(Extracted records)
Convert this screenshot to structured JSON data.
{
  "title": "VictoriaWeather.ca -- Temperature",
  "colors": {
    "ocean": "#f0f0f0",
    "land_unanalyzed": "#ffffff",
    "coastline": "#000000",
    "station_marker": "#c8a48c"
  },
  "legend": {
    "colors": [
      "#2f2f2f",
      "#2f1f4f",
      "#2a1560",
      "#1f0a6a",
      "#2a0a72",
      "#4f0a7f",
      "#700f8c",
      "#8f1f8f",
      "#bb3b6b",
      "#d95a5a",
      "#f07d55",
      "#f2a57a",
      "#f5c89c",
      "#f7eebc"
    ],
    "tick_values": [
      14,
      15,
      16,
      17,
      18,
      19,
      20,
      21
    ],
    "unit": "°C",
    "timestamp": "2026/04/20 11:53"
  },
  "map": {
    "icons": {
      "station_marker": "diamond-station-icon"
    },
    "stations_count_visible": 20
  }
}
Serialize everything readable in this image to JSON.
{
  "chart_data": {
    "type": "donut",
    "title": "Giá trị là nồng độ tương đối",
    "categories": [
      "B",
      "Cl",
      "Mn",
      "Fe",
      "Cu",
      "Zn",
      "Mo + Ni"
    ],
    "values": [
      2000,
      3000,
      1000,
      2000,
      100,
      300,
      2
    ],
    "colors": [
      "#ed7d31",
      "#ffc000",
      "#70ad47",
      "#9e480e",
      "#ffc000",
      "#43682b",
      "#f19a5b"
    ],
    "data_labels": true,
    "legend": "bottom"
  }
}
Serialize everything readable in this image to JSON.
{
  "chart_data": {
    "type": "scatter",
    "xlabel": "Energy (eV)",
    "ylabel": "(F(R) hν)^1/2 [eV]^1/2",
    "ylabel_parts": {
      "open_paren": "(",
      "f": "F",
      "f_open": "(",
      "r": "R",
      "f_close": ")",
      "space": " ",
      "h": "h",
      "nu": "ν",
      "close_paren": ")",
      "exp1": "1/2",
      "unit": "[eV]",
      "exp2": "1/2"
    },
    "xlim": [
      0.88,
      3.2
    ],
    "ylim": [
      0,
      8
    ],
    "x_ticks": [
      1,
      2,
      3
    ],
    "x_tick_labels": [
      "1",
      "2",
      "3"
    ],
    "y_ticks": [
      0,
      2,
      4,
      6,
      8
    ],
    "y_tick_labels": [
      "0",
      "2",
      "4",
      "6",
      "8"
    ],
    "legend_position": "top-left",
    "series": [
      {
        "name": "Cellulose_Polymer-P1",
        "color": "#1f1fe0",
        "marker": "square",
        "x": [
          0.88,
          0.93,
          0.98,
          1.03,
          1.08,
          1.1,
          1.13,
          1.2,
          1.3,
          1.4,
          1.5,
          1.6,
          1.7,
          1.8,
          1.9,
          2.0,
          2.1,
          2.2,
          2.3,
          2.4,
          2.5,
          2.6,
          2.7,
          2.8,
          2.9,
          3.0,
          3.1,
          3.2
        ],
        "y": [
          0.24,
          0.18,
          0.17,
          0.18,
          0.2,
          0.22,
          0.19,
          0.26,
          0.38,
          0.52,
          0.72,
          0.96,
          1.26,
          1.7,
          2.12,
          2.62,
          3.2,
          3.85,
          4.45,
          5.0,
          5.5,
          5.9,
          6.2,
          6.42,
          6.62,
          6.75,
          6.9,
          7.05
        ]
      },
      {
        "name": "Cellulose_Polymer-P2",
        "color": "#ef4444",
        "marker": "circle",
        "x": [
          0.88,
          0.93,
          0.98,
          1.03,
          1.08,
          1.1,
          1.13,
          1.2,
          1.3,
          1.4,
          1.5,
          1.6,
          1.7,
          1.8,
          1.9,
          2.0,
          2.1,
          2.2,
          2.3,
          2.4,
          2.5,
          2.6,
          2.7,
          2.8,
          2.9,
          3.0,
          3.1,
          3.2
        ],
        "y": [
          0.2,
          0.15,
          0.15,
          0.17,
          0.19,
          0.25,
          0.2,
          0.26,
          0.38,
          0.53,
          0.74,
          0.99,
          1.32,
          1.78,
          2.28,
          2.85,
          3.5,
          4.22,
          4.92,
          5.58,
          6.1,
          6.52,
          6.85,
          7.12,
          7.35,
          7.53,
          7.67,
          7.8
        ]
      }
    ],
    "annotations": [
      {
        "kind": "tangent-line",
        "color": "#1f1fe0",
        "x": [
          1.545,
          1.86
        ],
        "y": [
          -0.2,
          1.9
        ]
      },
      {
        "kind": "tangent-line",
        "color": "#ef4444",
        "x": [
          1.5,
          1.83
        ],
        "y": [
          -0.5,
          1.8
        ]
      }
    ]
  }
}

• _GIVEN INSTRUCTION_:
From the records, copy every line that has the string "name" in it.

• _SOLUTION FOR THIS EXERCISE_:
        "name": "Cellulose_Polymer-P1",
        "name": "Cellulose_Polymer-P2",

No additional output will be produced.